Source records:
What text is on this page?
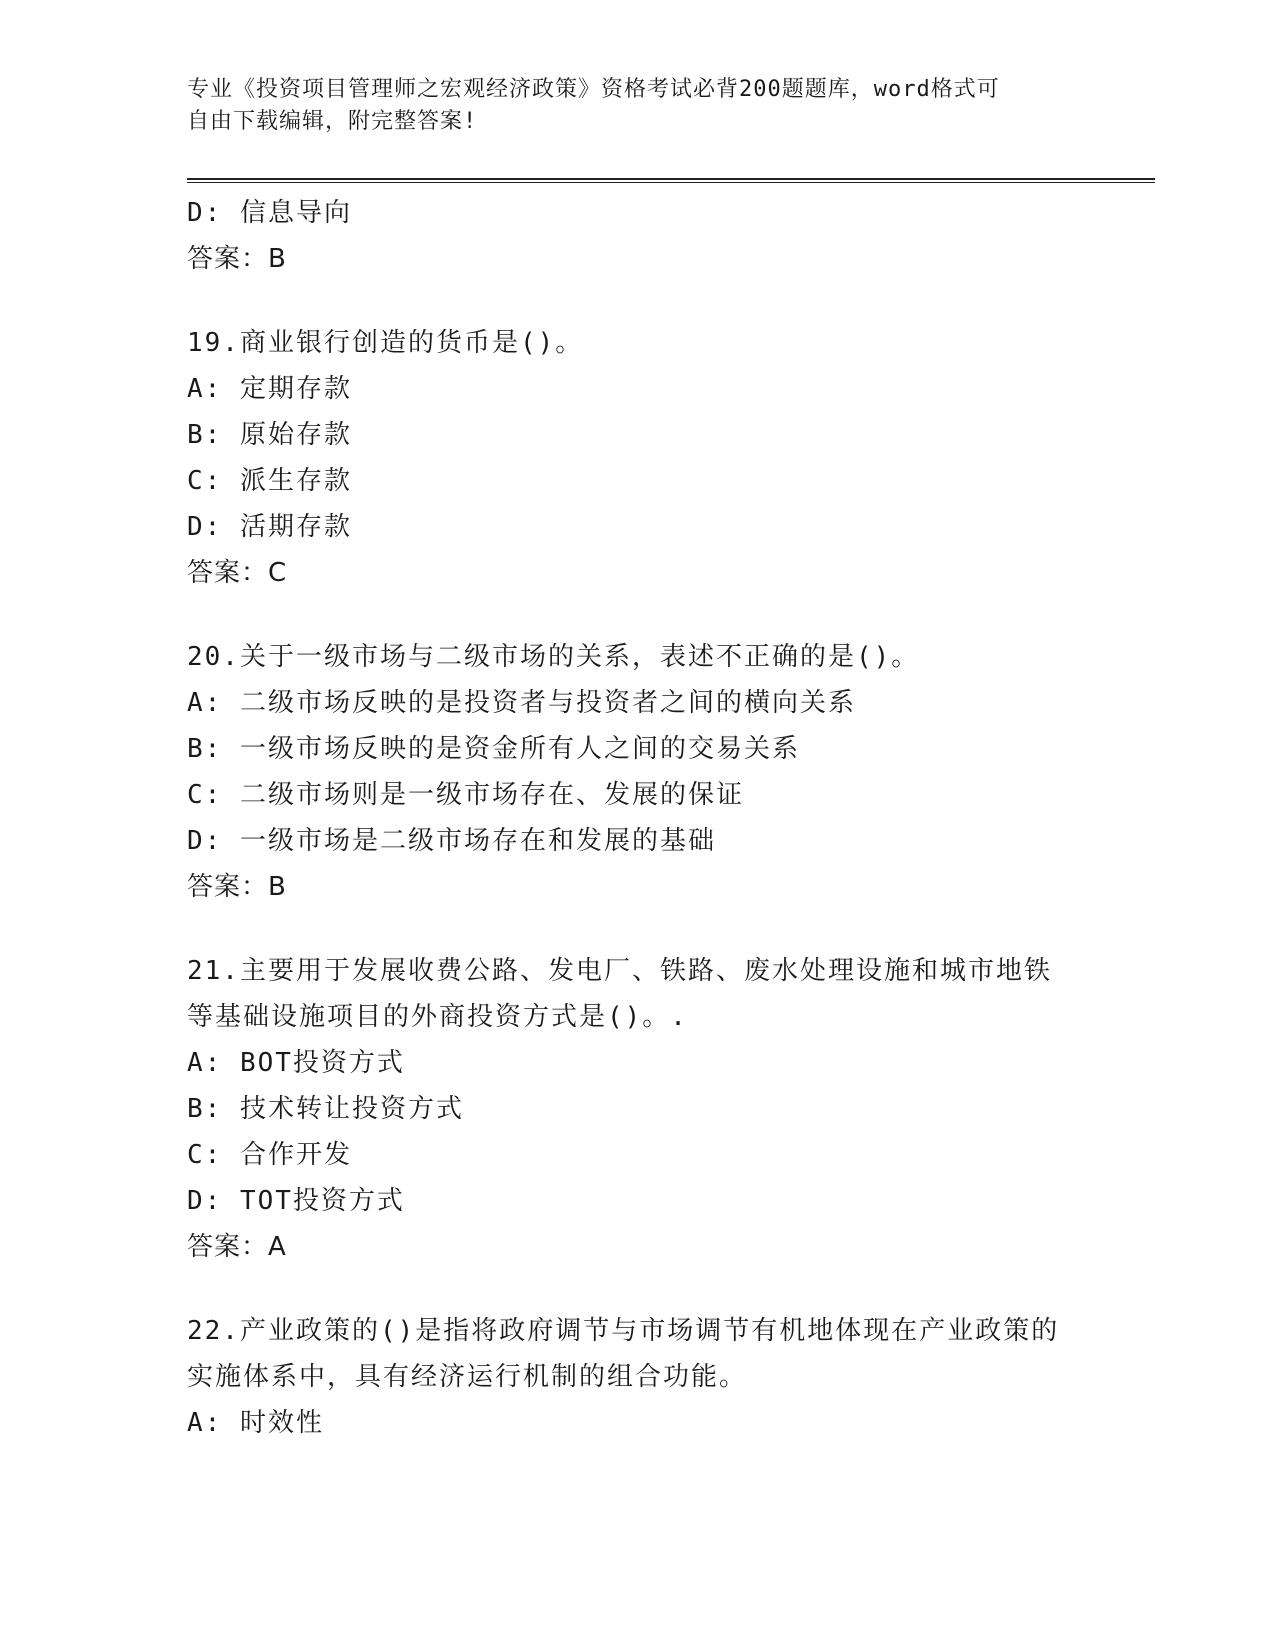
专业《投资项目管理师之宏观经济政策》资格考试必背200题题库，word格式可
自由下载编辑，附完整答案!
D: 信息导向
答案：B
19.商业银行创造的货币是()。
A: 定期存款
B: 原始存款
C: 派生存款
D: 活期存款
答案：C
20.关于一级市场与二级市场的关系，表述不正确的是()。
A: 二级市场反映的是投资者与投资者之间的横向关系
B: 一级市场反映的是资金所有人之间的交易关系
C: 二级市场则是一级市场存在、发展的保证
D: 一级市场是二级市场存在和发展的基础
答案：B
21.主要用于发展收费公路、发电厂、铁路、废水处理设施和城市地铁
等基础设施项目的外商投资方式是()。.
A: BOT投资方式
B: 技术转让投资方式
C: 合作开发
D: TOT投资方式
答案：A
22.产业政策的()是指将政府调节与市场调节有机地体现在产业政策的
实施体系中，具有经济运行机制的组合功能。
A: 时效性
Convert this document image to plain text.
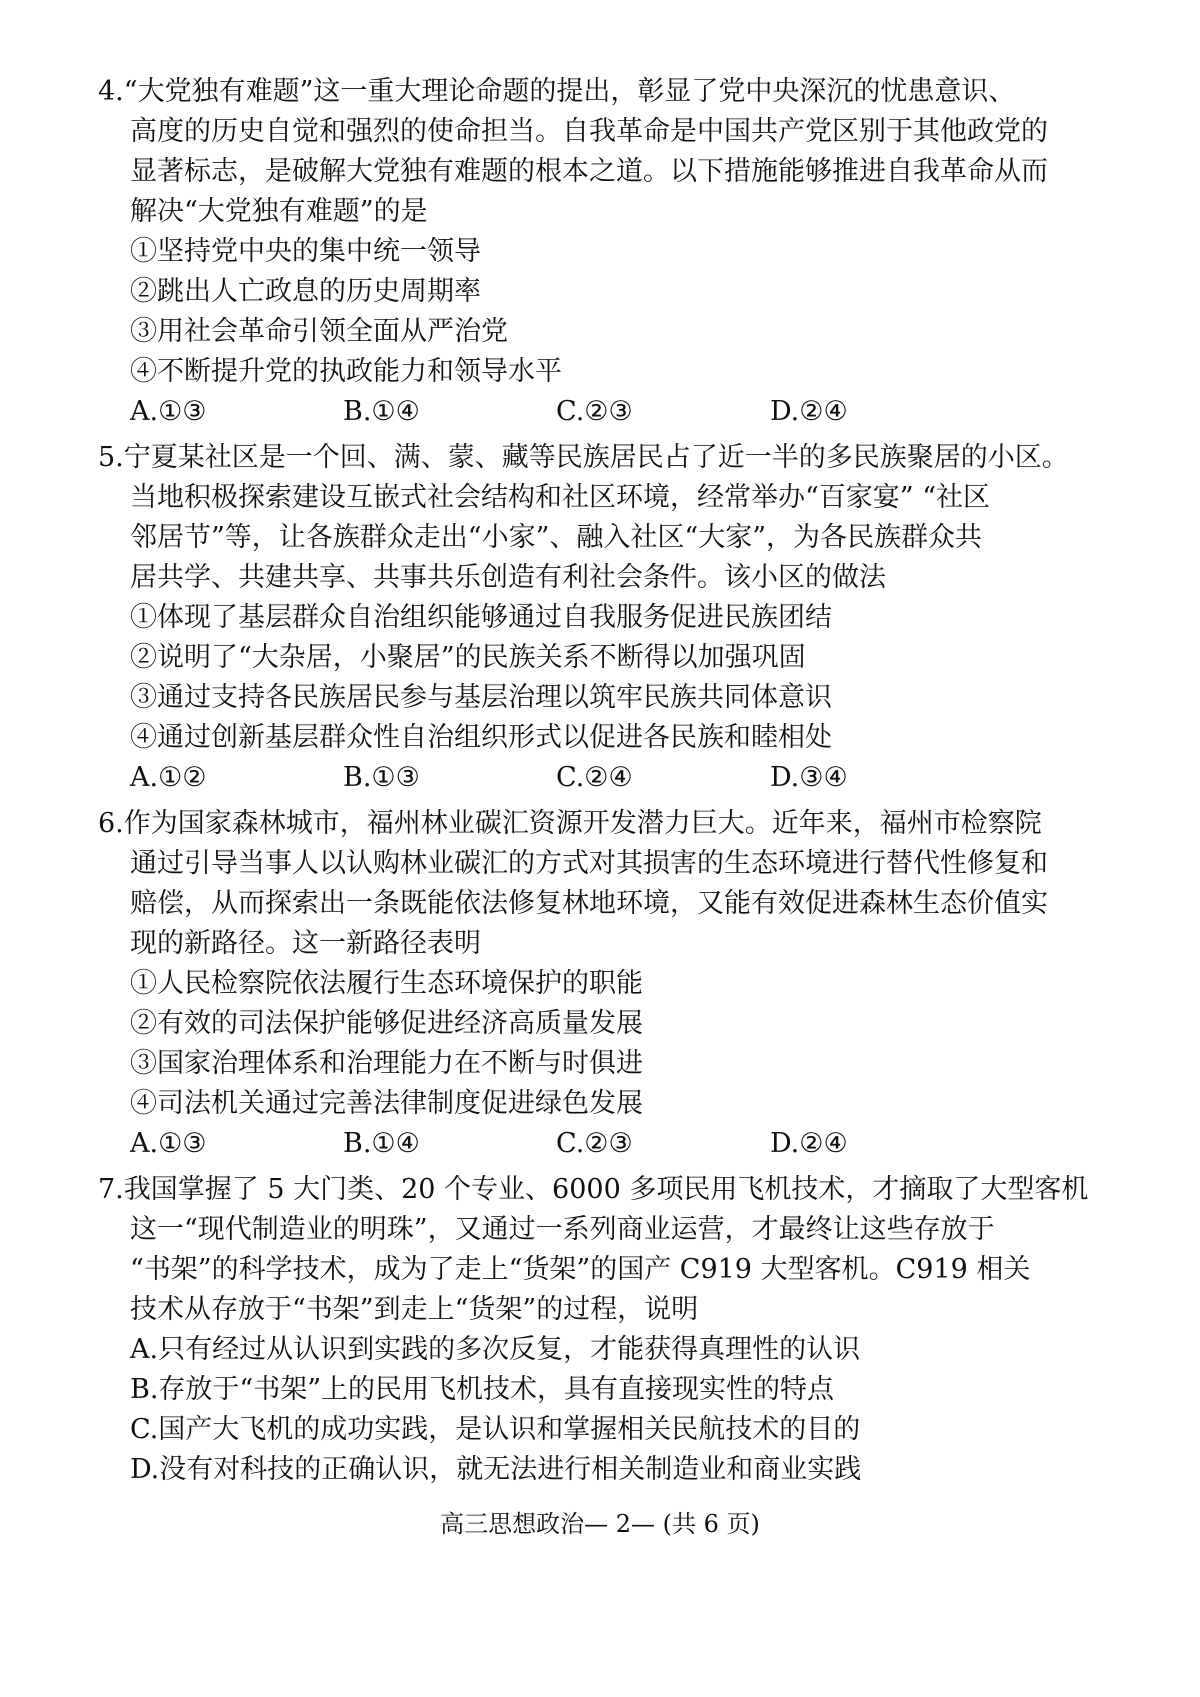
4.“大党独有难题”这一重大理论命题的提出，彰显了党中央深沉的忧患意识、
高度的历史自觉和强烈的使命担当。自我革命是中国共产党区别于其他政党的
显著标志，是破解大党独有难题的根本之道。以下措施能够推进自我革命从而
解决“大党独有难题”的是
①坚持党中央的集中统一领导
②跳出人亡政息的历史周期率
③用社会革命引领全面从严治党
④不断提升党的执政能力和领导水平
A.①③	B.①④	C.②③	D.②④
5.宁夏某社区是一个回、满、蒙、藏等民族居民占了近一半的多民族聚居的小区。
当地积极探索建设互嵌式社会结构和社区环境，经常举办“百家宴” “社区
邻居节”等，让各族群众走出“小家”、融入社区“大家”，为各民族群众共
居共学、共建共享、共事共乐创造有利社会条件。该小区的做法
①体现了基层群众自治组织能够通过自我服务促进民族团结
②说明了“大杂居，小聚居”的民族关系不断得以加强巩固
③通过支持各民族居民参与基层治理以筑牢民族共同体意识
④通过创新基层群众性自治组织形式以促进各民族和睦相处
A.①②	B.①③	C.②④	D.③④
6.作为国家森林城市，福州林业碳汇资源开发潜力巨大。近年来，福州市检察院
通过引导当事人以认购林业碳汇的方式对其损害的生态环境进行替代性修复和
赔偿，从而探索出一条既能依法修复林地环境，又能有效促进森林生态价值实
现的新路径。这一新路径表明
①人民检察院依法履行生态环境保护的职能
②有效的司法保护能够促进经济高质量发展
③国家治理体系和治理能力在不断与时俱进
④司法机关通过完善法律制度促进绿色发展
A.①③	B.①④	C.②③	D.②④
7.我国掌握了 5 大门类、20 个专业、6000 多项民用飞机技术，才摘取了大型客机
这一“现代制造业的明珠”，又通过一系列商业运营，才最终让这些存放于
“书架”的科学技术，成为了走上“货架”的国产 C919 大型客机。C919 相关
技术从存放于“书架”到走上“货架”的过程，说明
A.只有经过从认识到实践的多次反复，才能获得真理性的认识
B.存放于“书架”上的民用飞机技术，具有直接现实性的特点
C.国产大飞机的成功实践，是认识和掌握相关民航技术的目的
D.没有对科技的正确认识，就无法进行相关制造业和商业实践
高三思想政治— 2— (共 6 页)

* [Instructions for the task] Search the entries for the word "this" and pick out every line that holds it.

* [Finished exercise]
What text is on this page?
Convert this document image to plain text.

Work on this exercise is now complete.